=== Entries provided ===

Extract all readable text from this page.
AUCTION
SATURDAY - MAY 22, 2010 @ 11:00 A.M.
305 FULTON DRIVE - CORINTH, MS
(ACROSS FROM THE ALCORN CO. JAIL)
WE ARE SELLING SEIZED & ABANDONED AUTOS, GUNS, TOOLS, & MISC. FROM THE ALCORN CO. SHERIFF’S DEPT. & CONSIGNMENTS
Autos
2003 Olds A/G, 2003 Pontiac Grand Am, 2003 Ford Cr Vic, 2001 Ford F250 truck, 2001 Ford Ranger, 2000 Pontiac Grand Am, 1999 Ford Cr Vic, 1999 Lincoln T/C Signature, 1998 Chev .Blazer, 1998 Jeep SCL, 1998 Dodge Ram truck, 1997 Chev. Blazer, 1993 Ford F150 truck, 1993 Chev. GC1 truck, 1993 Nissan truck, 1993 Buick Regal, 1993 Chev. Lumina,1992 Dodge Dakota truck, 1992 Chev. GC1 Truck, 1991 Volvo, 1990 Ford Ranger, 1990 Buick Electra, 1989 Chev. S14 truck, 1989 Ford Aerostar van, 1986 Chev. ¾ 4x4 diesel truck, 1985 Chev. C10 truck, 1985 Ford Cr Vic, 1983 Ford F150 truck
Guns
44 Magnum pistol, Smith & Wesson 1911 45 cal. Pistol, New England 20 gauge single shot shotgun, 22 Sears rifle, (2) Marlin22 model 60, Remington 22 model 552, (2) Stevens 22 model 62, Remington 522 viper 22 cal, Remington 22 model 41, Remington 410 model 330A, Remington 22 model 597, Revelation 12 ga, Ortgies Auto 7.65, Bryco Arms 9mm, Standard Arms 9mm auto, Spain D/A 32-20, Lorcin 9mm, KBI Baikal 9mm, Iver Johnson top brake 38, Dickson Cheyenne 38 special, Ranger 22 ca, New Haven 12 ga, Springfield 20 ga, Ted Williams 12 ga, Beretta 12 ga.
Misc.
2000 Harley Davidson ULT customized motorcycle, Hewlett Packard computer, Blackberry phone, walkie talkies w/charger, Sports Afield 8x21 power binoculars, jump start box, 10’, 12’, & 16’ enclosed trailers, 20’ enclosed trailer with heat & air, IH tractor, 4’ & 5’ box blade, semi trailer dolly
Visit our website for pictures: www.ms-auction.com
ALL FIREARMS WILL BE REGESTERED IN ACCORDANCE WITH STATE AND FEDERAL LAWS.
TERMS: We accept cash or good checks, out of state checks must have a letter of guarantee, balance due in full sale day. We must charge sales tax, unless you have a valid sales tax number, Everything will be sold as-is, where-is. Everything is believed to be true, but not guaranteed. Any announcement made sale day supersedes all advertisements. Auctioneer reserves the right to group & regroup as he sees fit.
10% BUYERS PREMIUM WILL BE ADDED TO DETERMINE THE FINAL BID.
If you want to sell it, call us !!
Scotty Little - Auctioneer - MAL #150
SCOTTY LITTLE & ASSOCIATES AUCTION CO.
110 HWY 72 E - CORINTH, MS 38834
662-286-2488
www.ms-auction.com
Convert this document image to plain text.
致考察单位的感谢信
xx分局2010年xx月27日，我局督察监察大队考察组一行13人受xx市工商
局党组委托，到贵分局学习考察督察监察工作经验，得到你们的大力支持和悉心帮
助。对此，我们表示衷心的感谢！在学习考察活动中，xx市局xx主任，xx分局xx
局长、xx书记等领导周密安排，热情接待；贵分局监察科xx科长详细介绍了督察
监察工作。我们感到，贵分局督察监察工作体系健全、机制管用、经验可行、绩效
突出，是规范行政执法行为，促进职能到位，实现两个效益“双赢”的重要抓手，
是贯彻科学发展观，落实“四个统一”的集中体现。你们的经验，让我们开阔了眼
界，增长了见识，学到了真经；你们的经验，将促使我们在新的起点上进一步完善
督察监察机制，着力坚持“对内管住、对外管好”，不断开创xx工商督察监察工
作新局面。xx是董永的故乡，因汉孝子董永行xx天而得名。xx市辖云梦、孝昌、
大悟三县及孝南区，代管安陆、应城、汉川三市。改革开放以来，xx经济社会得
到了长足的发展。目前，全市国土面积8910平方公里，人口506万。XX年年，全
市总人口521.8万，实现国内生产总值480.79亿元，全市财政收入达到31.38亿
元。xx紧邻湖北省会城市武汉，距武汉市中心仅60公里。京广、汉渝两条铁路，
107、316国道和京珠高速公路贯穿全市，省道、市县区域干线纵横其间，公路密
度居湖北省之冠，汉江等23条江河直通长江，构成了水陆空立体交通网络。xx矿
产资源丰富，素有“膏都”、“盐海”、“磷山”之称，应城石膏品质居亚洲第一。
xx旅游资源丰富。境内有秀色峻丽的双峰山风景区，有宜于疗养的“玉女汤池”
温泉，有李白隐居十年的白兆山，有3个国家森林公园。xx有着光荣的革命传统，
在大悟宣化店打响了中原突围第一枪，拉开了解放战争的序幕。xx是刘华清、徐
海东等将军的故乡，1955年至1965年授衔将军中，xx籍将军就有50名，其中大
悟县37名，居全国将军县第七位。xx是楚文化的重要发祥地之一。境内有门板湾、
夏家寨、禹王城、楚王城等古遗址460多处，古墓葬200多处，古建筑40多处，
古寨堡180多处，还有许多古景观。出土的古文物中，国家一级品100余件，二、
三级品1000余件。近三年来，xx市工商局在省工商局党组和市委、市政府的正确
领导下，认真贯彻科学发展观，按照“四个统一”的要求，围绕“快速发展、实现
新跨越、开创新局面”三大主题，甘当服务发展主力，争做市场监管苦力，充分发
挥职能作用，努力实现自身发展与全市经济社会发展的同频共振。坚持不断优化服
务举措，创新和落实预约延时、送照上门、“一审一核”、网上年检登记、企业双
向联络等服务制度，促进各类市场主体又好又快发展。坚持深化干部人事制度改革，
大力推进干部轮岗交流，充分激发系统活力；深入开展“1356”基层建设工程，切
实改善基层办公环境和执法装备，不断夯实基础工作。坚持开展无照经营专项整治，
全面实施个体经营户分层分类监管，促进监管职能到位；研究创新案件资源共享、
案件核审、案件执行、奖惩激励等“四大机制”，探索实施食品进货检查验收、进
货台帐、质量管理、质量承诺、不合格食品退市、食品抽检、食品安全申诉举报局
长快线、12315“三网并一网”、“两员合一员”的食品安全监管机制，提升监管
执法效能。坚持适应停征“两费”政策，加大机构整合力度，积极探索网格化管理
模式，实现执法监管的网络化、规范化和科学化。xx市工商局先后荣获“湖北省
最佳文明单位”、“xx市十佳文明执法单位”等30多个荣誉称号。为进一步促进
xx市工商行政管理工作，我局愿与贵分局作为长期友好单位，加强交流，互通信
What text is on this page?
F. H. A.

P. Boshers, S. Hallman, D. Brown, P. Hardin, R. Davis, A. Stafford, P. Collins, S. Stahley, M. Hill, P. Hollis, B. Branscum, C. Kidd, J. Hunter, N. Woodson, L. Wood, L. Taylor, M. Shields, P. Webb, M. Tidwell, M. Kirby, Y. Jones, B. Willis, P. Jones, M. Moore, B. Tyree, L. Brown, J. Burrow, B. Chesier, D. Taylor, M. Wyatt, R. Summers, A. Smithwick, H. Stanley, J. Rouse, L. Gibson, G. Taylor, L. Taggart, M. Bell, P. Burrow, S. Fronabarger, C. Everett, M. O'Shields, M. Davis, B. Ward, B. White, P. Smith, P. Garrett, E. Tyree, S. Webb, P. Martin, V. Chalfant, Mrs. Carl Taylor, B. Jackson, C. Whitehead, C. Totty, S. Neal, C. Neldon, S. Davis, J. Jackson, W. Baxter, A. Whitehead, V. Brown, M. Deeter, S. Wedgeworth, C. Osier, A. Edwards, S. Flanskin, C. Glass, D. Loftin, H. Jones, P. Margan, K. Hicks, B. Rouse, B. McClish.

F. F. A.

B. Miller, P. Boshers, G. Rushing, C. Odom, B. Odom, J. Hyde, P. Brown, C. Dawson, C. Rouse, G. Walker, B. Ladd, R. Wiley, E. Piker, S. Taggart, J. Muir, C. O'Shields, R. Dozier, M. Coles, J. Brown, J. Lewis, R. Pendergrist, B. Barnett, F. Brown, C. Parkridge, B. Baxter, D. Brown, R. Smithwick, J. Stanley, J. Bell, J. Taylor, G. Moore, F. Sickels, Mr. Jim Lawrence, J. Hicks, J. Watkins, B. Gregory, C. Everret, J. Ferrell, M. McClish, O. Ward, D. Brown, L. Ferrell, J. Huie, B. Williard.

===

* [Description of the task]: Give again only the lines starting at the one that contains "What text is on this page?" and running to the end of the data.

* [Expected answer]:
What text is on this page?
F. H. A.

P. Boshers, S. Hallman, D. Brown, P. Hardin, R. Davis, A. Stafford, P. Collins, S. Stahley, M. Hill, P. Hollis, B. Branscum, C. Kidd, J. Hunter, N. Woodson, L. Wood, L. Taylor, M. Shields, P. Webb, M. Tidwell, M. Kirby, Y. Jones, B. Willis, P. Jones, M. Moore, B. Tyree, L. Brown, J. Burrow, B. Chesier, D. Taylor, M. Wyatt, R. Summers, A. Smithwick, H. Stanley, J. Rouse, L. Gibson, G. Taylor, L. Taggart, M. Bell, P. Burrow, S. Fronabarger, C. Everett, M. O'Shields, M. Davis, B. Ward, B. White, P. Smith, P. Garrett, E. Tyree, S. Webb, P. Martin, V. Chalfant, Mrs. Carl Taylor, B. Jackson, C. Whitehead, C. Totty, S. Neal, C. Neldon, S. Davis, J. Jackson, W. Baxter, A. Whitehead, V. Brown, M. Deeter, S. Wedgeworth, C. Osier, A. Edwards, S. Flanskin, C. Glass, D. Loftin, H. Jones, P. Margan, K. Hicks, B. Rouse, B. McClish.

F. F. A.

B. Miller, P. Boshers, G. Rushing, C. Odom, B. Odom, J. Hyde, P. Brown, C. Dawson, C. Rouse, G. Walker, B. Ladd, R. Wiley, E. Piker, S. Taggart, J. Muir, C. O'Shields, R. Dozier, M. Coles, J. Brown, J. Lewis, R. Pendergrist, B. Barnett, F. Brown, C. Parkridge, B. Baxter, D. Brown, R. Smithwick, J. Stanley, J. Bell, J. Taylor, G. Moore, F. Sickels, Mr. Jim Lawrence, J. Hicks, J. Watkins, B. Gregory, C. Everret, J. Ferrell, M. McClish, O. Ward, D. Brown, L. Ferrell, J. Huie, B. Williard.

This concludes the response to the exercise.